Short problem » Sort through the data and copy the lines holding the word "المفردات".

Records shown »
■ ■ ■ ■
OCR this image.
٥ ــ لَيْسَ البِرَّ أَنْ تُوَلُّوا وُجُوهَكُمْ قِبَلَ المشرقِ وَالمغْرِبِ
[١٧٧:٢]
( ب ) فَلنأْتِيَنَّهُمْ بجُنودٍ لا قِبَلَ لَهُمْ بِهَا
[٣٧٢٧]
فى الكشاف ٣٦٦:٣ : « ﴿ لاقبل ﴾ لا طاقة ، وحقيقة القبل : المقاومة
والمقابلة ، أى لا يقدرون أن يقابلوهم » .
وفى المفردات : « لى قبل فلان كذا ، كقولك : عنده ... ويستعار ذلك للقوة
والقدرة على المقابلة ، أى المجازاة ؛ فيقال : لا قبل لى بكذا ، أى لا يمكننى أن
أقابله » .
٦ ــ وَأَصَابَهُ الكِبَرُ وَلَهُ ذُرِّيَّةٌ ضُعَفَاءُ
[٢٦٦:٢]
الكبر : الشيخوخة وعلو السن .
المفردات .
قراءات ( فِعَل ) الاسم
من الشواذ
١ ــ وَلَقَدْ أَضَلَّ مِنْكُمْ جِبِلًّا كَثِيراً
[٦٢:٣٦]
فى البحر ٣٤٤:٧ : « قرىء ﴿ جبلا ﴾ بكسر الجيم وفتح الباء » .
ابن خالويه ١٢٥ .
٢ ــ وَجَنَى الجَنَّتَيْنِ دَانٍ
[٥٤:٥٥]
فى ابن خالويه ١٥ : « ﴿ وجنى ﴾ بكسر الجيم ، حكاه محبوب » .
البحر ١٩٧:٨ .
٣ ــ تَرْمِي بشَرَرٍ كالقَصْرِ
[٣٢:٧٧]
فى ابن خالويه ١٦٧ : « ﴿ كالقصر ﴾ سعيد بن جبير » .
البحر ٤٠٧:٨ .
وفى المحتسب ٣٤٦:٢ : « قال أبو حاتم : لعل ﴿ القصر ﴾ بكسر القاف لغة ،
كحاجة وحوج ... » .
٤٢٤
■ ■ ■ ■
The response »
وفى المفردات : « لى قبل فلان كذا ، كقولك : عنده ... ويستعار ذلك للقوة
المفردات .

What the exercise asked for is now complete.